**Written request**. Return the records word for word. Any pictures in them are not part of the copy.

**Excerpted records**.
====================

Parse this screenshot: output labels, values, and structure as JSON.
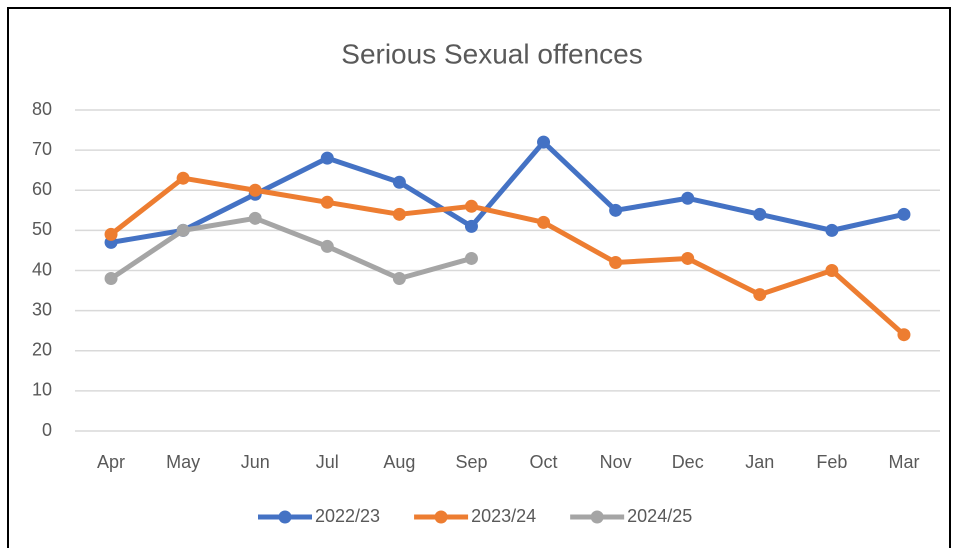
{
  "chart_data": {
    "type": "line",
    "title": "Serious Sexual offences",
    "categories": [
      "Apr",
      "May",
      "Jun",
      "Jul",
      "Aug",
      "Sep",
      "Oct",
      "Nov",
      "Dec",
      "Jan",
      "Feb",
      "Mar"
    ],
    "series": [
      {
        "name": "2022/23",
        "color": "#4472c4",
        "values": [
          47,
          50,
          59,
          68,
          62,
          51,
          72,
          55,
          58,
          54,
          50,
          54
        ]
      },
      {
        "name": "2023/24",
        "color": "#ed7d31",
        "values": [
          49,
          63,
          60,
          57,
          54,
          56,
          52,
          42,
          43,
          34,
          40,
          24
        ]
      },
      {
        "name": "2024/25",
        "color": "#a5a5a5",
        "values": [
          38,
          50,
          53,
          46,
          38,
          43,
          null,
          null,
          null,
          null,
          null,
          null
        ]
      }
    ],
    "ylim": [
      0,
      80
    ],
    "yticks": [
      0,
      10,
      20,
      30,
      40,
      50,
      60,
      70,
      80
    ],
    "grid": true,
    "legend": "bottom"
  }
}
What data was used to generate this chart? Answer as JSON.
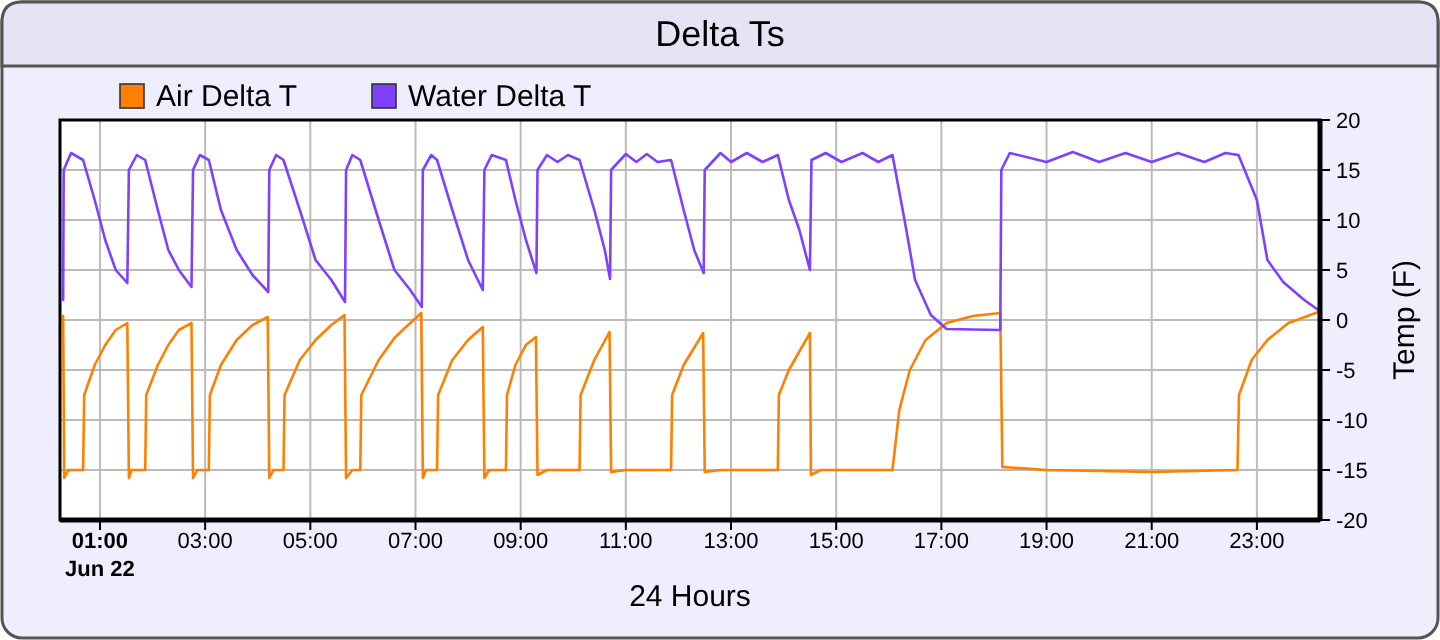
{
  "chart_data": {
    "type": "line",
    "title": "Delta Ts",
    "xlabel": "24 Hours",
    "ylabel": "Temp (F)",
    "xlim": [
      0.24,
      24.2
    ],
    "ylim": [
      -20,
      20
    ],
    "xticks": [
      {
        "value": 1,
        "label": "01:00\nJun 22"
      },
      {
        "value": 3,
        "label": "03:00"
      },
      {
        "value": 5,
        "label": "05:00"
      },
      {
        "value": 7,
        "label": "07:00"
      },
      {
        "value": 9,
        "label": "09:00"
      },
      {
        "value": 11,
        "label": "11:00"
      },
      {
        "value": 13,
        "label": "13:00"
      },
      {
        "value": 15,
        "label": "15:00"
      },
      {
        "value": 17,
        "label": "17:00"
      },
      {
        "value": 19,
        "label": "19:00"
      },
      {
        "value": 21,
        "label": "21:00"
      },
      {
        "value": 23,
        "label": "23:00"
      }
    ],
    "yticks": [
      -20,
      -15,
      -10,
      -5,
      0,
      5,
      10,
      15,
      20
    ],
    "grid": true,
    "legend": "top left",
    "marker": "none",
    "line_style": "solid",
    "series": [
      {
        "name": "Air Delta T",
        "color": "#ff8000",
        "x": [
          0.3,
          0.32,
          0.4,
          0.68,
          0.7,
          0.9,
          1.1,
          1.3,
          1.52,
          1.55,
          1.6,
          1.86,
          1.88,
          2.1,
          2.3,
          2.5,
          2.74,
          2.77,
          2.85,
          3.07,
          3.09,
          3.3,
          3.6,
          3.9,
          4.19,
          4.22,
          4.3,
          4.49,
          4.51,
          4.8,
          5.1,
          5.4,
          5.65,
          5.68,
          5.8,
          5.95,
          5.97,
          6.3,
          6.6,
          6.9,
          7.11,
          7.14,
          7.2,
          7.41,
          7.43,
          7.7,
          8.0,
          8.28,
          8.31,
          8.4,
          8.72,
          8.74,
          8.9,
          9.1,
          9.29,
          9.32,
          9.5,
          10.12,
          10.14,
          10.4,
          10.69,
          10.72,
          11.0,
          11.86,
          11.88,
          12.1,
          12.47,
          12.5,
          12.8,
          13.89,
          13.91,
          14.1,
          14.5,
          14.52,
          14.7,
          16.07,
          16.2,
          16.4,
          16.7,
          17.1,
          17.6,
          18.12,
          18.16,
          19,
          21,
          22.63,
          22.66,
          22.9,
          23.2,
          23.6,
          24.17
        ],
        "values": [
          0.4,
          -15.8,
          -15,
          -15,
          -7.5,
          -4.5,
          -2.5,
          -1,
          -0.3,
          -15.8,
          -15,
          -15,
          -7.5,
          -4.5,
          -2.5,
          -1,
          -0.3,
          -15.8,
          -15,
          -15,
          -7.5,
          -4.5,
          -2,
          -0.5,
          0.3,
          -15.8,
          -15,
          -15,
          -7.5,
          -4,
          -2,
          -0.5,
          0.5,
          -15.8,
          -15,
          -15,
          -7.5,
          -4,
          -1.8,
          -0.3,
          0.7,
          -15.8,
          -15,
          -15,
          -7.5,
          -4,
          -2,
          -0.7,
          -15.8,
          -15,
          -15,
          -7.5,
          -4.5,
          -2.5,
          -1.7,
          -15.5,
          -15,
          -15,
          -7.5,
          -4,
          -1.2,
          -15.2,
          -15,
          -15,
          -7.5,
          -4.5,
          -1.3,
          -15.2,
          -15,
          -15,
          -7.5,
          -5,
          -1.3,
          -15.5,
          -15,
          -15,
          -9,
          -5,
          -2,
          -0.3,
          0.4,
          0.7,
          -14.7,
          -15,
          -15.2,
          -15,
          -7.5,
          -4,
          -2,
          -0.3,
          0.8
        ]
      },
      {
        "name": "Water Delta T",
        "color": "#8040ff",
        "x": [
          0.3,
          0.31,
          0.45,
          0.68,
          0.9,
          1.1,
          1.3,
          1.52,
          1.55,
          1.7,
          1.86,
          2.1,
          2.3,
          2.5,
          2.74,
          2.77,
          2.9,
          3.07,
          3.3,
          3.6,
          3.9,
          4.2,
          4.22,
          4.35,
          4.49,
          4.8,
          5.1,
          5.4,
          5.66,
          5.68,
          5.8,
          5.95,
          6.3,
          6.6,
          6.9,
          7.12,
          7.14,
          7.3,
          7.41,
          7.7,
          8.0,
          8.28,
          8.31,
          8.45,
          8.72,
          8.9,
          9.1,
          9.3,
          9.32,
          9.5,
          9.7,
          9.9,
          10.12,
          10.4,
          10.6,
          10.7,
          10.72,
          11.0,
          11.2,
          11.4,
          11.6,
          11.86,
          12.1,
          12.3,
          12.48,
          12.5,
          12.8,
          13.0,
          13.3,
          13.6,
          13.89,
          14.1,
          14.3,
          14.5,
          14.53,
          14.8,
          15.1,
          15.5,
          15.8,
          16.07,
          16.3,
          16.5,
          16.8,
          17.1,
          18.12,
          18.14,
          18.3,
          19,
          19.5,
          20,
          20.5,
          21,
          21.5,
          22,
          22.4,
          22.65,
          23.0,
          23.2,
          23.5,
          23.9,
          24.17
        ],
        "values": [
          2,
          15,
          16.7,
          16,
          12,
          8,
          5,
          3.7,
          15,
          16.5,
          16,
          11,
          7,
          5,
          3.3,
          15,
          16.5,
          16,
          11,
          7,
          4.5,
          2.8,
          15,
          16.5,
          16,
          11,
          6,
          4,
          1.8,
          15,
          16.5,
          16,
          10,
          5,
          3,
          1.3,
          15,
          16.5,
          16,
          11,
          6,
          3,
          15,
          16.5,
          16,
          12,
          8,
          4.7,
          15,
          16.5,
          15.8,
          16.5,
          16,
          11,
          7,
          4.1,
          15,
          16.6,
          15.8,
          16.6,
          15.8,
          16,
          11,
          7,
          4.7,
          15,
          16.7,
          15.8,
          16.7,
          15.8,
          16.5,
          12,
          9,
          5,
          16,
          16.7,
          15.8,
          16.7,
          15.8,
          16.5,
          10,
          4,
          0.5,
          -0.9,
          -1,
          15,
          16.7,
          15.8,
          16.8,
          15.8,
          16.7,
          15.8,
          16.7,
          15.8,
          16.7,
          16.5,
          12,
          6,
          3.8,
          2,
          1
        ]
      }
    ]
  }
}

====================

**Output below**.
Parse this screenshot: output labels, values, and structure as JSON.
{
  "chart_data": {
    "type": "line",
    "title": "Serious Sexual offences",
    "categories": [
      "Apr",
      "May",
      "Jun",
      "Jul",
      "Aug",
      "Sep",
      "Oct",
      "Nov",
      "Dec",
      "Jan",
      "Feb",
      "Mar"
    ],
    "series": [
      {
        "name": "2022/23",
        "color": "#4472c4",
        "values": [
          47,
          50,
          59,
          68,
          62,
          51,
          72,
          55,
          58,
          54,
          50,
          54
        ]
      },
      {
        "name": "2023/24",
        "color": "#ed7d31",
        "values": [
          49,
          63,
          60,
          57,
          54,
          56,
          52,
          42,
          43,
          34,
          40,
          24
        ]
      },
      {
        "name": "2024/25",
        "color": "#a5a5a5",
        "values": [
          38,
          50,
          53,
          46,
          38,
          43,
          null,
          null,
          null,
          null,
          null,
          null
        ]
      }
    ],
    "ylim": [
      0,
      80
    ],
    "yticks": [
      0,
      10,
      20,
      30,
      40,
      50,
      60,
      70,
      80
    ],
    "grid": true,
    "legend": "bottom"
  }
}
What data was used to generate this chart? Answer as JSON.
{
  "chart_data": {
    "type": "line",
    "title": "Delta Ts",
    "xlabel": "24 Hours",
    "ylabel": "Temp (F)",
    "xlim": [
      0.24,
      24.2
    ],
    "ylim": [
      -20,
      20
    ],
    "xticks": [
      {
        "value": 1,
        "label": "01:00\nJun 22"
      },
      {
        "value": 3,
        "label": "03:00"
      },
      {
        "value": 5,
        "label": "05:00"
      },
      {
        "value": 7,
        "label": "07:00"
      },
      {
        "value": 9,
        "label": "09:00"
      },
      {
        "value": 11,
        "label": "11:00"
      },
      {
        "value": 13,
        "label": "13:00"
      },
      {
        "value": 15,
        "label": "15:00"
      },
      {
        "value": 17,
        "label": "17:00"
      },
      {
        "value": 19,
        "label": "19:00"
      },
      {
        "value": 21,
        "label": "21:00"
      },
      {
        "value": 23,
        "label": "23:00"
      }
    ],
    "yticks": [
      -20,
      -15,
      -10,
      -5,
      0,
      5,
      10,
      15,
      20
    ],
    "grid": true,
    "legend": "top left",
    "marker": "none",
    "line_style": "solid",
    "series": [
      {
        "name": "Air Delta T",
        "color": "#ff8000",
        "x": [
          0.3,
          0.32,
          0.4,
          0.68,
          0.7,
          0.9,
          1.1,
          1.3,
          1.52,
          1.55,
          1.6,
          1.86,
          1.88,
          2.1,
          2.3,
          2.5,
          2.74,
          2.77,
          2.85,
          3.07,
          3.09,
          3.3,
          3.6,
          3.9,
          4.19,
          4.22,
          4.3,
          4.49,
          4.51,
          4.8,
          5.1,
          5.4,
          5.65,
          5.68,
          5.8,
          5.95,
          5.97,
          6.3,
          6.6,
          6.9,
          7.11,
          7.14,
          7.2,
          7.41,
          7.43,
          7.7,
          8.0,
          8.28,
          8.31,
          8.4,
          8.72,
          8.74,
          8.9,
          9.1,
          9.29,
          9.32,
          9.5,
          10.12,
          10.14,
          10.4,
          10.69,
          10.72,
          11.0,
          11.86,
          11.88,
          12.1,
          12.47,
          12.5,
          12.8,
          13.89,
          13.91,
          14.1,
          14.5,
          14.52,
          14.7,
          16.07,
          16.2,
          16.4,
          16.7,
          17.1,
          17.6,
          18.12,
          18.16,
          19,
          21,
          22.63,
          22.66,
          22.9,
          23.2,
          23.6,
          24.17
        ],
        "values": [
          0.4,
          -15.8,
          -15,
          -15,
          -7.5,
          -4.5,
          -2.5,
          -1,
          -0.3,
          -15.8,
          -15,
          -15,
          -7.5,
          -4.5,
          -2.5,
          -1,
          -0.3,
          -15.8,
          -15,
          -15,
          -7.5,
          -4.5,
          -2,
          -0.5,
          0.3,
          -15.8,
          -15,
          -15,
          -7.5,
          -4,
          -2,
          -0.5,
          0.5,
          -15.8,
          -15,
          -15,
          -7.5,
          -4,
          -1.8,
          -0.3,
          0.7,
          -15.8,
          -15,
          -15,
          -7.5,
          -4,
          -2,
          -0.7,
          -15.8,
          -15,
          -15,
          -7.5,
          -4.5,
          -2.5,
          -1.7,
          -15.5,
          -15,
          -15,
          -7.5,
          -4,
          -1.2,
          -15.2,
          -15,
          -15,
          -7.5,
          -4.5,
          -1.3,
          -15.2,
          -15,
          -15,
          -7.5,
          -5,
          -1.3,
          -15.5,
          -15,
          -15,
          -9,
          -5,
          -2,
          -0.3,
          0.4,
          0.7,
          -14.7,
          -15,
          -15.2,
          -15,
          -7.5,
          -4,
          -2,
          -0.3,
          0.8
        ]
      },
      {
        "name": "Water Delta T",
        "color": "#8040ff",
        "x": [
          0.3,
          0.31,
          0.45,
          0.68,
          0.9,
          1.1,
          1.3,
          1.52,
          1.55,
          1.7,
          1.86,
          2.1,
          2.3,
          2.5,
          2.74,
          2.77,
          2.9,
          3.07,
          3.3,
          3.6,
          3.9,
          4.2,
          4.22,
          4.35,
          4.49,
          4.8,
          5.1,
          5.4,
          5.66,
          5.68,
          5.8,
          5.95,
          6.3,
          6.6,
          6.9,
          7.12,
          7.14,
          7.3,
          7.41,
          7.7,
          8.0,
          8.28,
          8.31,
          8.45,
          8.72,
          8.9,
          9.1,
          9.3,
          9.32,
          9.5,
          9.7,
          9.9,
          10.12,
          10.4,
          10.6,
          10.7,
          10.72,
          11.0,
          11.2,
          11.4,
          11.6,
          11.86,
          12.1,
          12.3,
          12.48,
          12.5,
          12.8,
          13.0,
          13.3,
          13.6,
          13.89,
          14.1,
          14.3,
          14.5,
          14.53,
          14.8,
          15.1,
          15.5,
          15.8,
          16.07,
          16.3,
          16.5,
          16.8,
          17.1,
          18.12,
          18.14,
          18.3,
          19,
          19.5,
          20,
          20.5,
          21,
          21.5,
          22,
          22.4,
          22.65,
          23.0,
          23.2,
          23.5,
          23.9,
          24.17
        ],
        "values": [
          2,
          15,
          16.7,
          16,
          12,
          8,
          5,
          3.7,
          15,
          16.5,
          16,
          11,
          7,
          5,
          3.3,
          15,
          16.5,
          16,
          11,
          7,
          4.5,
          2.8,
          15,
          16.5,
          16,
          11,
          6,
          4,
          1.8,
          15,
          16.5,
          16,
          10,
          5,
          3,
          1.3,
          15,
          16.5,
          16,
          11,
          6,
          3,
          15,
          16.5,
          16,
          12,
          8,
          4.7,
          15,
          16.5,
          15.8,
          16.5,
          16,
          11,
          7,
          4.1,
          15,
          16.6,
          15.8,
          16.6,
          15.8,
          16,
          11,
          7,
          4.7,
          15,
          16.7,
          15.8,
          16.7,
          15.8,
          16.5,
          12,
          9,
          5,
          16,
          16.7,
          15.8,
          16.7,
          15.8,
          16.5,
          10,
          4,
          0.5,
          -0.9,
          -1,
          15,
          16.7,
          15.8,
          16.8,
          15.8,
          16.7,
          15.8,
          16.7,
          15.8,
          16.7,
          16.5,
          12,
          6,
          3.8,
          2,
          1
        ]
      }
    ]
  }
}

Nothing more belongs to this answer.